▶ _Requirement_:
Repeat the listing in full, word for word.

▶ _Extracted information_:

•••••

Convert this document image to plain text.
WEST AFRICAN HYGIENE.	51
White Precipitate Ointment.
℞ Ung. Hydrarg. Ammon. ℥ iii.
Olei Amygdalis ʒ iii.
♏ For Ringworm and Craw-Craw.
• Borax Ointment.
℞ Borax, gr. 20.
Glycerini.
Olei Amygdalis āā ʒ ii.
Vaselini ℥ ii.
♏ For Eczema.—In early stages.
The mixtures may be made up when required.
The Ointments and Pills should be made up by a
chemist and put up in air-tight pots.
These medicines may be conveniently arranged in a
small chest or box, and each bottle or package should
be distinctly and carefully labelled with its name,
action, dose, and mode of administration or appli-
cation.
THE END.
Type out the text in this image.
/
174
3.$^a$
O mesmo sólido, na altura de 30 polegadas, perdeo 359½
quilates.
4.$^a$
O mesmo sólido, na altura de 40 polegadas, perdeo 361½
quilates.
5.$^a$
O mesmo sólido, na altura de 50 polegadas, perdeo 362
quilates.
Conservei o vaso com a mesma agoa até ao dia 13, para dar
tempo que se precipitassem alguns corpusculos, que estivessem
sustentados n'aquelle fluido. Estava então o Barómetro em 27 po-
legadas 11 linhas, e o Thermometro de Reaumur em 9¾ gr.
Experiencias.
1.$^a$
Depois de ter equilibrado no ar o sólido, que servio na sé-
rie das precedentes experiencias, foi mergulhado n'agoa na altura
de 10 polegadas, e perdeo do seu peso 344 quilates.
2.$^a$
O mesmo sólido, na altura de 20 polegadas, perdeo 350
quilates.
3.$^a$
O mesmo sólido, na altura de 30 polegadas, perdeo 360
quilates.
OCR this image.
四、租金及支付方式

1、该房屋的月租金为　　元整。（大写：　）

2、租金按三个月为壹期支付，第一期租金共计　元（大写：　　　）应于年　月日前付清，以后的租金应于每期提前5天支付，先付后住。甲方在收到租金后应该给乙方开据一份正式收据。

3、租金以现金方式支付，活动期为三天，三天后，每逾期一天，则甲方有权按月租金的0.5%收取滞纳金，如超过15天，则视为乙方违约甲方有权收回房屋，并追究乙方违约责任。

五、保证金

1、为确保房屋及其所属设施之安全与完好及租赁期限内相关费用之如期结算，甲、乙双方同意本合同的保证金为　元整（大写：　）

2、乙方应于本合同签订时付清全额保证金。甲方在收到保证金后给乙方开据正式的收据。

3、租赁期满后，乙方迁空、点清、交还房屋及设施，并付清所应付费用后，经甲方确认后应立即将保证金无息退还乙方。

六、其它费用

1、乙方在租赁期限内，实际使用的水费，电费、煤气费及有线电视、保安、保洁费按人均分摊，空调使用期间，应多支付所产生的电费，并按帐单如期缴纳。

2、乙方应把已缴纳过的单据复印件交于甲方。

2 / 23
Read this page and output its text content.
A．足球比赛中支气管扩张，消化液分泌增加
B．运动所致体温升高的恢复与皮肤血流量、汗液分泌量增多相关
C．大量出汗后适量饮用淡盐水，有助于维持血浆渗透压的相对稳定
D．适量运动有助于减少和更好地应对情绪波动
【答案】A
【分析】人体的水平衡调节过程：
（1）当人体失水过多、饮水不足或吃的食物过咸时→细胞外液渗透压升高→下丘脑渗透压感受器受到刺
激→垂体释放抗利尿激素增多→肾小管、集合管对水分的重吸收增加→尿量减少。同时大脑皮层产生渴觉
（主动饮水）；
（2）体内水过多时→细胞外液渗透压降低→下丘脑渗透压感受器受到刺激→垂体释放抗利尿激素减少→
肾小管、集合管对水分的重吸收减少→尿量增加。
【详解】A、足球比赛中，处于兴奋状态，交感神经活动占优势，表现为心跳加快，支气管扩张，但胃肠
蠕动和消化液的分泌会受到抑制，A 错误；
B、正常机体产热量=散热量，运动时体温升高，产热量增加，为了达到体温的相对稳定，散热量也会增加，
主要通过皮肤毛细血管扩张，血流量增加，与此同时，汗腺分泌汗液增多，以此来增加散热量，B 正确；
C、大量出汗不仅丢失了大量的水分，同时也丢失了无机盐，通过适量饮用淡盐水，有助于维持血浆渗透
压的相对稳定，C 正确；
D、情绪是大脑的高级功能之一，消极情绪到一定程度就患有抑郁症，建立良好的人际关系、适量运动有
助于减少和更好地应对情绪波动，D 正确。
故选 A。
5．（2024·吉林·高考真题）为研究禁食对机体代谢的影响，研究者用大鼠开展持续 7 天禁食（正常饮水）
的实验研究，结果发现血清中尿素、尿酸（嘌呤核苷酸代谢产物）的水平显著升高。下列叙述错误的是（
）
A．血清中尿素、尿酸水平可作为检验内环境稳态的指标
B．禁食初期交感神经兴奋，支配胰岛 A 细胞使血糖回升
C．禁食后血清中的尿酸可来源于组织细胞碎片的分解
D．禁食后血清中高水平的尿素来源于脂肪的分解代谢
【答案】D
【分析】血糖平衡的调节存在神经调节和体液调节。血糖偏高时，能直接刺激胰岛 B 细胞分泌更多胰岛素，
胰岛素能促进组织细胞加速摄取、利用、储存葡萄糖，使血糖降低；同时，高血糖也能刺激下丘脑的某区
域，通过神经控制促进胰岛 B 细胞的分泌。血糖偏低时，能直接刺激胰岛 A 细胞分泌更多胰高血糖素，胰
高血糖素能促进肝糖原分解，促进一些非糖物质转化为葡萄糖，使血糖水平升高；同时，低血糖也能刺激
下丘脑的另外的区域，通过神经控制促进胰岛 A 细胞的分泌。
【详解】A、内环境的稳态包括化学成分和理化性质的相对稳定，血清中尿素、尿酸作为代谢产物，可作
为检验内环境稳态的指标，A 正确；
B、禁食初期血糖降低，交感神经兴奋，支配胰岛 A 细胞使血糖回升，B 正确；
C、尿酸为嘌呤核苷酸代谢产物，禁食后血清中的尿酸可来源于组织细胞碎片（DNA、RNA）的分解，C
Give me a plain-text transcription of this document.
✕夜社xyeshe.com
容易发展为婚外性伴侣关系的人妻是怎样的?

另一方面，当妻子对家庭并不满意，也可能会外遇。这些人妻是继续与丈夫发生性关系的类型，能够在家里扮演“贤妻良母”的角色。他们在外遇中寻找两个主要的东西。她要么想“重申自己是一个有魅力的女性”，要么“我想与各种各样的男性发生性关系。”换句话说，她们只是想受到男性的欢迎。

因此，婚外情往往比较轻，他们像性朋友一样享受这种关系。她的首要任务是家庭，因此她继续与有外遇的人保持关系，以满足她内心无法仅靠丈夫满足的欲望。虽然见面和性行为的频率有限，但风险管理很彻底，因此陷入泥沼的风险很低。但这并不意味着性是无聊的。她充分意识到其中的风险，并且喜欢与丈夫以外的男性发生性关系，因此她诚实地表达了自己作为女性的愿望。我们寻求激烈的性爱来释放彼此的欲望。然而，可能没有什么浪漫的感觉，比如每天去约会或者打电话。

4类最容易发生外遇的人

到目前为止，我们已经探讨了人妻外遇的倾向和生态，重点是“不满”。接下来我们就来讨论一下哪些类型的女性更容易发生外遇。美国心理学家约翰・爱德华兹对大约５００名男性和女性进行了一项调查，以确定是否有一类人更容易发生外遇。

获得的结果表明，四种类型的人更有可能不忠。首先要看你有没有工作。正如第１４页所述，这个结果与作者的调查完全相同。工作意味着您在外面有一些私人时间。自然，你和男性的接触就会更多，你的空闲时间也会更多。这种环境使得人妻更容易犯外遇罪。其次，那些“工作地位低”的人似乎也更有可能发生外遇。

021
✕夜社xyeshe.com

•••••

▶ _Exercise result_:
Convert this document image to plain text.
WEST AFRICAN HYGIENE.	51
White Precipitate Ointment.
℞ Ung. Hydrarg. Ammon. ℥ iii.
Olei Amygdalis ʒ iii.
♏ For Ringworm and Craw-Craw.
• Borax Ointment.
℞ Borax, gr. 20.
Glycerini.
Olei Amygdalis āā ʒ ii.
Vaselini ℥ ii.
♏ For Eczema.—In early stages.
The mixtures may be made up when required.
The Ointments and Pills should be made up by a
chemist and put up in air-tight pots.
These medicines may be conveniently arranged in a
small chest or box, and each bottle or package should
be distinctly and carefully labelled with its name,
action, dose, and mode of administration or appli-
cation.
THE END.
Type out the text in this image.
/
174
3.$^a$
O mesmo sólido, na altura de 30 polegadas, perdeo 359½
quilates.
4.$^a$
O mesmo sólido, na altura de 40 polegadas, perdeo 361½
quilates.
5.$^a$
O mesmo sólido, na altura de 50 polegadas, perdeo 362
quilates.
Conservei o vaso com a mesma agoa até ao dia 13, para dar
tempo que se precipitassem alguns corpusculos, que estivessem
sustentados n'aquelle fluido. Estava então o Barómetro em 27 po-
legadas 11 linhas, e o Thermometro de Reaumur em 9¾ gr.
Experiencias.
1.$^a$
Depois de ter equilibrado no ar o sólido, que servio na sé-
rie das precedentes experiencias, foi mergulhado n'agoa na altura
de 10 polegadas, e perdeo do seu peso 344 quilates.
2.$^a$
O mesmo sólido, na altura de 20 polegadas, perdeo 350
quilates.
3.$^a$
O mesmo sólido, na altura de 30 polegadas, perdeo 360
quilates.
OCR this image.
四、租金及支付方式

1、该房屋的月租金为　　元整。（大写：　）

2、租金按三个月为壹期支付，第一期租金共计　元（大写：　　　）应于年　月日前付清，以后的租金应于每期提前5天支付，先付后住。甲方在收到租金后应该给乙方开据一份正式收据。

3、租金以现金方式支付，活动期为三天，三天后，每逾期一天，则甲方有权按月租金的0.5%收取滞纳金，如超过15天，则视为乙方违约甲方有权收回房屋，并追究乙方违约责任。

五、保证金

1、为确保房屋及其所属设施之安全与完好及租赁期限内相关费用之如期结算，甲、乙双方同意本合同的保证金为　元整（大写：　）

2、乙方应于本合同签订时付清全额保证金。甲方在收到保证金后给乙方开据正式的收据。

3、租赁期满后，乙方迁空、点清、交还房屋及设施，并付清所应付费用后，经甲方确认后应立即将保证金无息退还乙方。

六、其它费用

1、乙方在租赁期限内，实际使用的水费，电费、煤气费及有线电视、保安、保洁费按人均分摊，空调使用期间，应多支付所产生的电费，并按帐单如期缴纳。

2、乙方应把已缴纳过的单据复印件交于甲方。

2 / 23
Read this page and output its text content.
A．足球比赛中支气管扩张，消化液分泌增加
B．运动所致体温升高的恢复与皮肤血流量、汗液分泌量增多相关
C．大量出汗后适量饮用淡盐水，有助于维持血浆渗透压的相对稳定
D．适量运动有助于减少和更好地应对情绪波动
【答案】A
【分析】人体的水平衡调节过程：
（1）当人体失水过多、饮水不足或吃的食物过咸时→细胞外液渗透压升高→下丘脑渗透压感受器受到刺
激→垂体释放抗利尿激素增多→肾小管、集合管对水分的重吸收增加→尿量减少。同时大脑皮层产生渴觉
（主动饮水）；
（2）体内水过多时→细胞外液渗透压降低→下丘脑渗透压感受器受到刺激→垂体释放抗利尿激素减少→
肾小管、集合管对水分的重吸收减少→尿量增加。
【详解】A、足球比赛中，处于兴奋状态，交感神经活动占优势，表现为心跳加快，支气管扩张，但胃肠
蠕动和消化液的分泌会受到抑制，A 错误；
B、正常机体产热量=散热量，运动时体温升高，产热量增加，为了达到体温的相对稳定，散热量也会增加，
主要通过皮肤毛细血管扩张，血流量增加，与此同时，汗腺分泌汗液增多，以此来增加散热量，B 正确；
C、大量出汗不仅丢失了大量的水分，同时也丢失了无机盐，通过适量饮用淡盐水，有助于维持血浆渗透
压的相对稳定，C 正确；
D、情绪是大脑的高级功能之一，消极情绪到一定程度就患有抑郁症，建立良好的人际关系、适量运动有
助于减少和更好地应对情绪波动，D 正确。
故选 A。
5．（2024·吉林·高考真题）为研究禁食对机体代谢的影响，研究者用大鼠开展持续 7 天禁食（正常饮水）
的实验研究，结果发现血清中尿素、尿酸（嘌呤核苷酸代谢产物）的水平显著升高。下列叙述错误的是（
）
A．血清中尿素、尿酸水平可作为检验内环境稳态的指标
B．禁食初期交感神经兴奋，支配胰岛 A 细胞使血糖回升
C．禁食后血清中的尿酸可来源于组织细胞碎片的分解
D．禁食后血清中高水平的尿素来源于脂肪的分解代谢
【答案】D
【分析】血糖平衡的调节存在神经调节和体液调节。血糖偏高时，能直接刺激胰岛 B 细胞分泌更多胰岛素，
胰岛素能促进组织细胞加速摄取、利用、储存葡萄糖，使血糖降低；同时，高血糖也能刺激下丘脑的某区
域，通过神经控制促进胰岛 B 细胞的分泌。血糖偏低时，能直接刺激胰岛 A 细胞分泌更多胰高血糖素，胰
高血糖素能促进肝糖原分解，促进一些非糖物质转化为葡萄糖，使血糖水平升高；同时，低血糖也能刺激
下丘脑的另外的区域，通过神经控制促进胰岛 A 细胞的分泌。
【详解】A、内环境的稳态包括化学成分和理化性质的相对稳定，血清中尿素、尿酸作为代谢产物，可作
为检验内环境稳态的指标，A 正确；
B、禁食初期血糖降低，交感神经兴奋，支配胰岛 A 细胞使血糖回升，B 正确；
C、尿酸为嘌呤核苷酸代谢产物，禁食后血清中的尿酸可来源于组织细胞碎片（DNA、RNA）的分解，C
Give me a plain-text transcription of this document.
✕夜社xyeshe.com
容易发展为婚外性伴侣关系的人妻是怎样的?

另一方面，当妻子对家庭并不满意，也可能会外遇。这些人妻是继续与丈夫发生性关系的类型，能够在家里扮演“贤妻良母”的角色。他们在外遇中寻找两个主要的东西。她要么想“重申自己是一个有魅力的女性”，要么“我想与各种各样的男性发生性关系。”换句话说，她们只是想受到男性的欢迎。

因此，婚外情往往比较轻，他们像性朋友一样享受这种关系。她的首要任务是家庭，因此她继续与有外遇的人保持关系，以满足她内心无法仅靠丈夫满足的欲望。虽然见面和性行为的频率有限，但风险管理很彻底，因此陷入泥沼的风险很低。但这并不意味着性是无聊的。她充分意识到其中的风险，并且喜欢与丈夫以外的男性发生性关系，因此她诚实地表达了自己作为女性的愿望。我们寻求激烈的性爱来释放彼此的欲望。然而，可能没有什么浪漫的感觉，比如每天去约会或者打电话。

4类最容易发生外遇的人

到目前为止，我们已经探讨了人妻外遇的倾向和生态，重点是“不满”。接下来我们就来讨论一下哪些类型的女性更容易发生外遇。美国心理学家约翰・爱德华兹对大约５００名男性和女性进行了一项调查，以确定是否有一类人更容易发生外遇。

获得的结果表明，四种类型的人更有可能不忠。首先要看你有没有工作。正如第１４页所述，这个结果与作者的调查完全相同。工作意味着您在外面有一些私人时间。自然，你和男性的接触就会更多，你的空闲时间也会更多。这种环境使得人妻更容易犯外遇罪。其次，那些“工作地位低”的人似乎也更有可能发生外遇。

021
✕夜社xyeshe.com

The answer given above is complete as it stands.